-- start of MATERIAL FOR THE TASK --
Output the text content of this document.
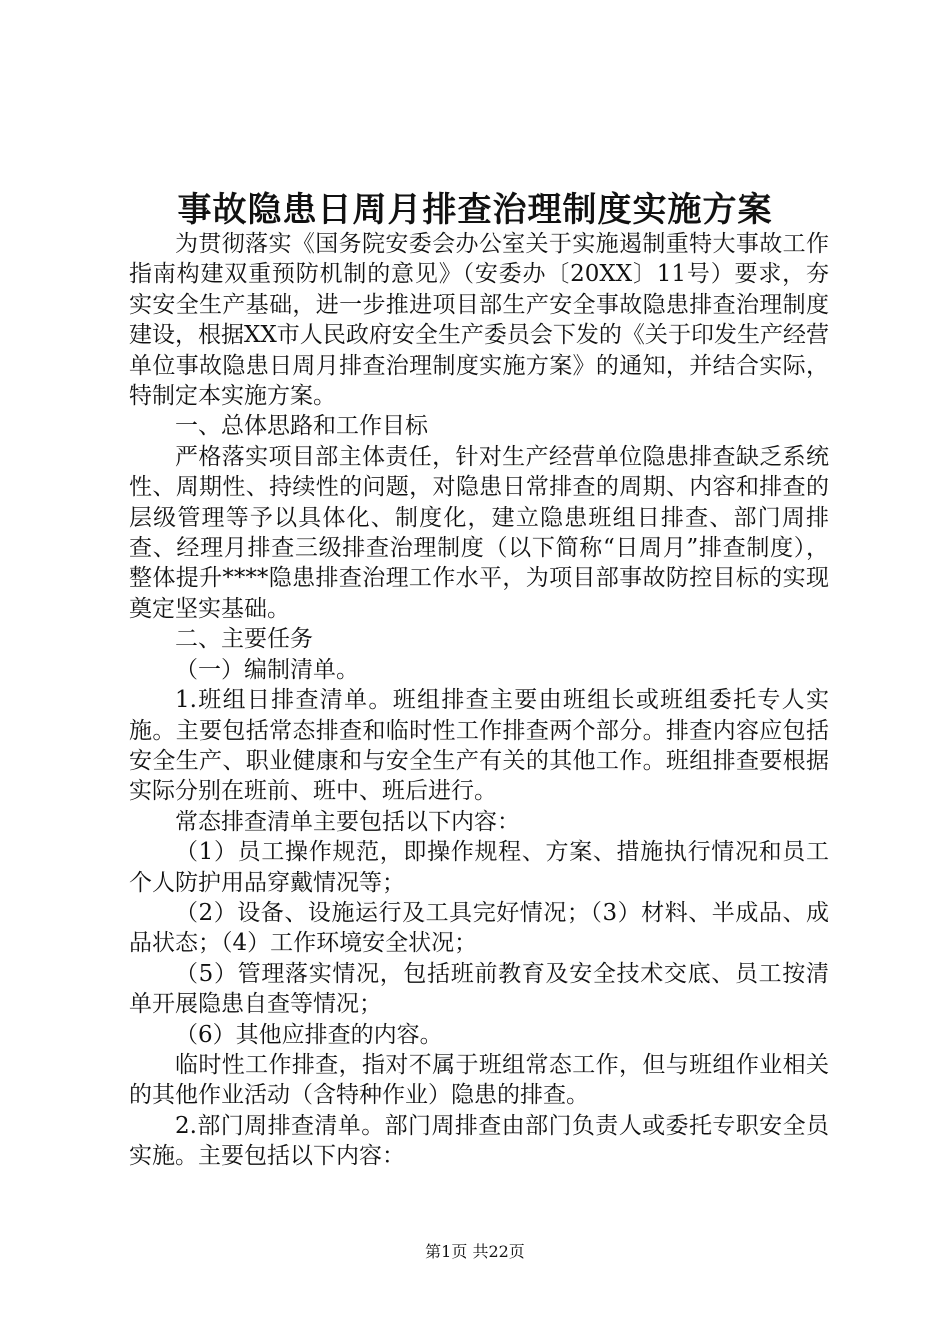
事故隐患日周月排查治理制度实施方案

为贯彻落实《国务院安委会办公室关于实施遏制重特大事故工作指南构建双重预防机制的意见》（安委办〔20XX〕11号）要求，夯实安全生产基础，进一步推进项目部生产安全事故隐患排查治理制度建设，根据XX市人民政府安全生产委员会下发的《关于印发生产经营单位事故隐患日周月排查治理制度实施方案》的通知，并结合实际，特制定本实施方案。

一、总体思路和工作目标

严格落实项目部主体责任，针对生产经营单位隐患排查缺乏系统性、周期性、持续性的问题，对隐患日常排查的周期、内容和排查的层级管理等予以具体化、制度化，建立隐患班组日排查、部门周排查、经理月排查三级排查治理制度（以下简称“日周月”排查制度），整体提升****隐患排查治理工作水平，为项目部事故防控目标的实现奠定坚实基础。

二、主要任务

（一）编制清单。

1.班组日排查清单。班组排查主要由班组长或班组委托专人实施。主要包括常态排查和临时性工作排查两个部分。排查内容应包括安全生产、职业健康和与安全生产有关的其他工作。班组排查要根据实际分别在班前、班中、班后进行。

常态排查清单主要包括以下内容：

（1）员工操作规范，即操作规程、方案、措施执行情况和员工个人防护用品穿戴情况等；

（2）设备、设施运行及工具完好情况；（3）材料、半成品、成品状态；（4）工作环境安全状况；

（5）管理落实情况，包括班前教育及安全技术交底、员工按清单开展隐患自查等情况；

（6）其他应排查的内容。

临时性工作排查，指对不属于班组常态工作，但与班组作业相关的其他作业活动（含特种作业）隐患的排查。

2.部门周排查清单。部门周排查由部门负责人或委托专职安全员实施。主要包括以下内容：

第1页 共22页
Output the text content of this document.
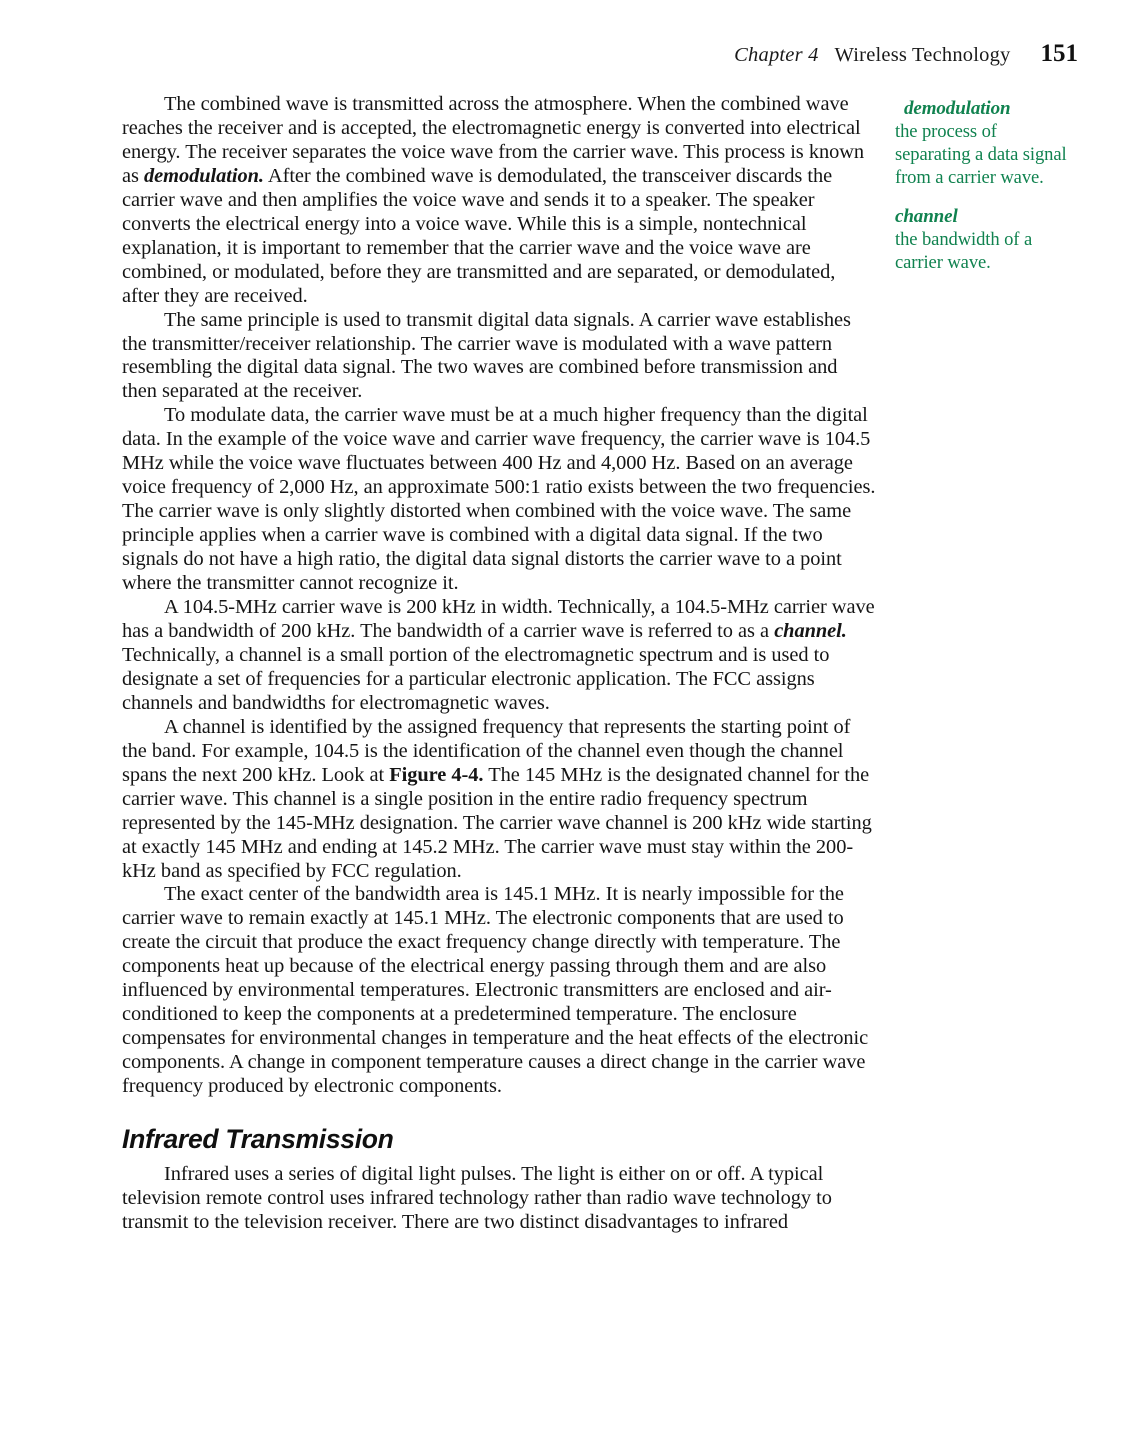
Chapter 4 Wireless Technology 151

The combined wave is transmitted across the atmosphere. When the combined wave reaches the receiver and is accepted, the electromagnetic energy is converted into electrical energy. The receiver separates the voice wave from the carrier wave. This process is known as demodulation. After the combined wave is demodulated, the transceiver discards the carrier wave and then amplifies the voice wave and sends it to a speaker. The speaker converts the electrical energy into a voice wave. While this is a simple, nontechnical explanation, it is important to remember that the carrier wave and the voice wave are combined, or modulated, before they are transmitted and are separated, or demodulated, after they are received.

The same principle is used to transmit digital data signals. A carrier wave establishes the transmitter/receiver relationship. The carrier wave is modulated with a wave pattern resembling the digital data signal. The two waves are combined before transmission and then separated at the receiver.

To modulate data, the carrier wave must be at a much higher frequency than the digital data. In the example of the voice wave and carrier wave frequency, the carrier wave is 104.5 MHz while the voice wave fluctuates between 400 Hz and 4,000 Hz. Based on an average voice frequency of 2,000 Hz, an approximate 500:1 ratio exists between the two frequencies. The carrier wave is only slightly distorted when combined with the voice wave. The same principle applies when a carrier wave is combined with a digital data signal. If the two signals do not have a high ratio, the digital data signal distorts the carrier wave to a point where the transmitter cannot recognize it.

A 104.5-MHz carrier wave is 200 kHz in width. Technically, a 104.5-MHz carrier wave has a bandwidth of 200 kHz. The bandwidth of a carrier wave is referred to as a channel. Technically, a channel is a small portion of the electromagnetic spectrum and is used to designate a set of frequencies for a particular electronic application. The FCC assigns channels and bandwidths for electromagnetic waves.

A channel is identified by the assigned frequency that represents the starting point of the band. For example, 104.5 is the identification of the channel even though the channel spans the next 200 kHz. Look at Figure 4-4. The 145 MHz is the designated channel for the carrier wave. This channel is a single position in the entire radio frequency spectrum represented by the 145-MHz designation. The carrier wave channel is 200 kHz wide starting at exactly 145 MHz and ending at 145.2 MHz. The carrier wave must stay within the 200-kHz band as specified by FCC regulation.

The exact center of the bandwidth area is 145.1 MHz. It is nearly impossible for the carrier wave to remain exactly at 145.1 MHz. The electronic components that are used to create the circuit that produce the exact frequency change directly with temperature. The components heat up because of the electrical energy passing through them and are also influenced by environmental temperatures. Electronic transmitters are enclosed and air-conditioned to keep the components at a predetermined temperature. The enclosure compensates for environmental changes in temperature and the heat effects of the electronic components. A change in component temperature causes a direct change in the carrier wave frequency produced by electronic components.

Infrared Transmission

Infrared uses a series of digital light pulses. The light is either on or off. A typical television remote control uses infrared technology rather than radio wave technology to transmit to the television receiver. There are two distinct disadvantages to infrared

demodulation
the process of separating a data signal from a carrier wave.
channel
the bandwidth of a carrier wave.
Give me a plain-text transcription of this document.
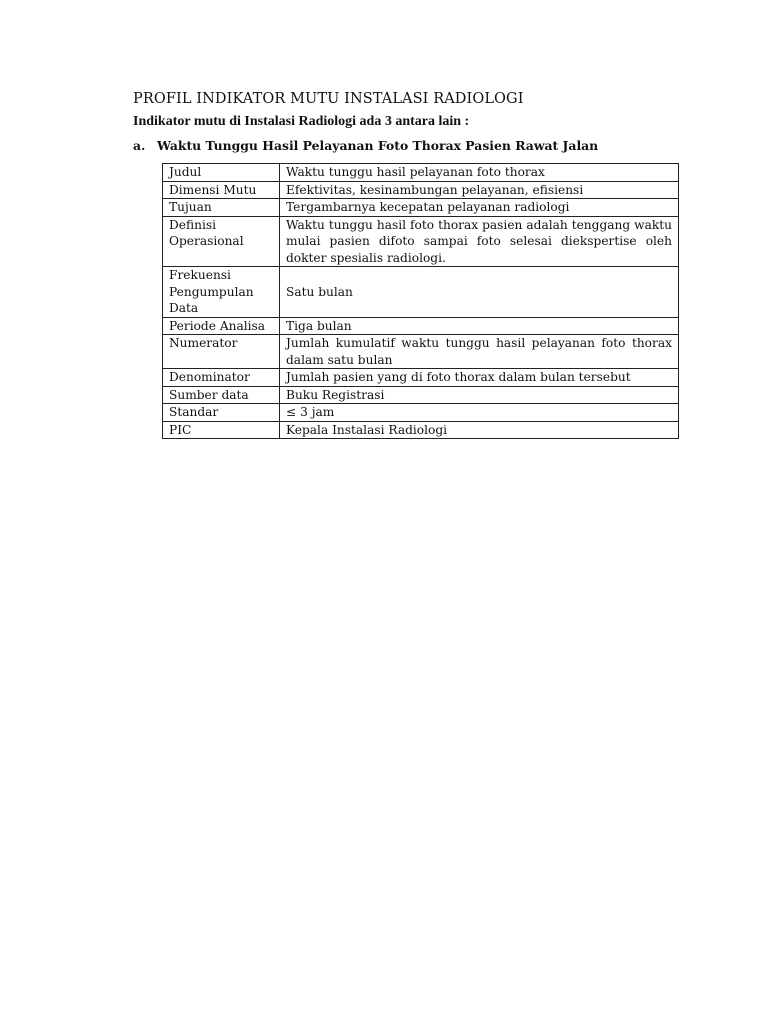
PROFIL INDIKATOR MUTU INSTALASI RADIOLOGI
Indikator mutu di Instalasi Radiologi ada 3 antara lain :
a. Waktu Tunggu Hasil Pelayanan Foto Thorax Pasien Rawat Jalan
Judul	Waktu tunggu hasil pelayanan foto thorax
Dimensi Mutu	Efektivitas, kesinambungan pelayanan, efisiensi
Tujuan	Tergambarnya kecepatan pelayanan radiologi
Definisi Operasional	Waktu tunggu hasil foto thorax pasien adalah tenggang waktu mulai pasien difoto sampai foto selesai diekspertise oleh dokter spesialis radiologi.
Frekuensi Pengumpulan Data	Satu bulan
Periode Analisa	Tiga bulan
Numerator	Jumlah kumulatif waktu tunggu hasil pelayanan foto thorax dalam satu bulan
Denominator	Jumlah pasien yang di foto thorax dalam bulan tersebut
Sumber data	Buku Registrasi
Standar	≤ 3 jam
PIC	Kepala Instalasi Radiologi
-- end of MATERIAL FOR THE TASK --
Restate the entire listing word for word, excluding pictures.

EXERCISE RESULT:
Output the text content of this document.
事故隐患日周月排查治理制度实施方案

为贯彻落实《国务院安委会办公室关于实施遏制重特大事故工作指南构建双重预防机制的意见》（安委办〔20XX〕11号）要求，夯实安全生产基础，进一步推进项目部生产安全事故隐患排查治理制度建设，根据XX市人民政府安全生产委员会下发的《关于印发生产经营单位事故隐患日周月排查治理制度实施方案》的通知，并结合实际，特制定本实施方案。

一、总体思路和工作目标

严格落实项目部主体责任，针对生产经营单位隐患排查缺乏系统性、周期性、持续性的问题，对隐患日常排查的周期、内容和排查的层级管理等予以具体化、制度化，建立隐患班组日排查、部门周排查、经理月排查三级排查治理制度（以下简称“日周月”排查制度），整体提升****隐患排查治理工作水平，为项目部事故防控目标的实现奠定坚实基础。

二、主要任务

（一）编制清单。

1.班组日排查清单。班组排查主要由班组长或班组委托专人实施。主要包括常态排查和临时性工作排查两个部分。排查内容应包括安全生产、职业健康和与安全生产有关的其他工作。班组排查要根据实际分别在班前、班中、班后进行。

常态排查清单主要包括以下内容：

（1）员工操作规范，即操作规程、方案、措施执行情况和员工个人防护用品穿戴情况等；

（2）设备、设施运行及工具完好情况；（3）材料、半成品、成品状态；（4）工作环境安全状况；

（5）管理落实情况，包括班前教育及安全技术交底、员工按清单开展隐患自查等情况；

（6）其他应排查的内容。

临时性工作排查，指对不属于班组常态工作，但与班组作业相关的其他作业活动（含特种作业）隐患的排查。

2.部门周排查清单。部门周排查由部门负责人或委托专职安全员实施。主要包括以下内容：

第1页 共22页
Output the text content of this document.
Chapter 4 Wireless Technology 151

The combined wave is transmitted across the atmosphere. When the combined wave reaches the receiver and is accepted, the electromagnetic energy is converted into electrical energy. The receiver separates the voice wave from the carrier wave. This process is known as demodulation. After the combined wave is demodulated, the transceiver discards the carrier wave and then amplifies the voice wave and sends it to a speaker. The speaker converts the electrical energy into a voice wave. While this is a simple, nontechnical explanation, it is important to remember that the carrier wave and the voice wave are combined, or modulated, before they are transmitted and are separated, or demodulated, after they are received.

The same principle is used to transmit digital data signals. A carrier wave establishes the transmitter/receiver relationship. The carrier wave is modulated with a wave pattern resembling the digital data signal. The two waves are combined before transmission and then separated at the receiver.

To modulate data, the carrier wave must be at a much higher frequency than the digital data. In the example of the voice wave and carrier wave frequency, the carrier wave is 104.5 MHz while the voice wave fluctuates between 400 Hz and 4,000 Hz. Based on an average voice frequency of 2,000 Hz, an approximate 500:1 ratio exists between the two frequencies. The carrier wave is only slightly distorted when combined with the voice wave. The same principle applies when a carrier wave is combined with a digital data signal. If the two signals do not have a high ratio, the digital data signal distorts the carrier wave to a point where the transmitter cannot recognize it.

A 104.5-MHz carrier wave is 200 kHz in width. Technically, a 104.5-MHz carrier wave has a bandwidth of 200 kHz. The bandwidth of a carrier wave is referred to as a channel. Technically, a channel is a small portion of the electromagnetic spectrum and is used to designate a set of frequencies for a particular electronic application. The FCC assigns channels and bandwidths for electromagnetic waves.

A channel is identified by the assigned frequency that represents the starting point of the band. For example, 104.5 is the identification of the channel even though the channel spans the next 200 kHz. Look at Figure 4-4. The 145 MHz is the designated channel for the carrier wave. This channel is a single position in the entire radio frequency spectrum represented by the 145-MHz designation. The carrier wave channel is 200 kHz wide starting at exactly 145 MHz and ending at 145.2 MHz. The carrier wave must stay within the 200-kHz band as specified by FCC regulation.

The exact center of the bandwidth area is 145.1 MHz. It is nearly impossible for the carrier wave to remain exactly at 145.1 MHz. The electronic components that are used to create the circuit that produce the exact frequency change directly with temperature. The components heat up because of the electrical energy passing through them and are also influenced by environmental temperatures. Electronic transmitters are enclosed and air-conditioned to keep the components at a predetermined temperature. The enclosure compensates for environmental changes in temperature and the heat effects of the electronic components. A change in component temperature causes a direct change in the carrier wave frequency produced by electronic components.

Infrared Transmission

Infrared uses a series of digital light pulses. The light is either on or off. A typical television remote control uses infrared technology rather than radio wave technology to transmit to the television receiver. There are two distinct disadvantages to infrared

demodulation
the process of separating a data signal from a carrier wave.
channel
the bandwidth of a carrier wave.
Give me a plain-text transcription of this document.
PROFIL INDIKATOR MUTU INSTALASI RADIOLOGI
Indikator mutu di Instalasi Radiologi ada 3 antara lain :
a. Waktu Tunggu Hasil Pelayanan Foto Thorax Pasien Rawat Jalan
Judul	Waktu tunggu hasil pelayanan foto thorax
Dimensi Mutu	Efektivitas, kesinambungan pelayanan, efisiensi
Tujuan	Tergambarnya kecepatan pelayanan radiologi
Definisi Operasional	Waktu tunggu hasil foto thorax pasien adalah tenggang waktu mulai pasien difoto sampai foto selesai diekspertise oleh dokter spesialis radiologi.
Frekuensi Pengumpulan Data	Satu bulan
Periode Analisa	Tiga bulan
Numerator	Jumlah kumulatif waktu tunggu hasil pelayanan foto thorax dalam satu bulan
Denominator	Jumlah pasien yang di foto thorax dalam bulan tersebut
Sumber data	Buku Registrasi
Standar	≤ 3 jam
PIC	Kepala Instalasi Radiologi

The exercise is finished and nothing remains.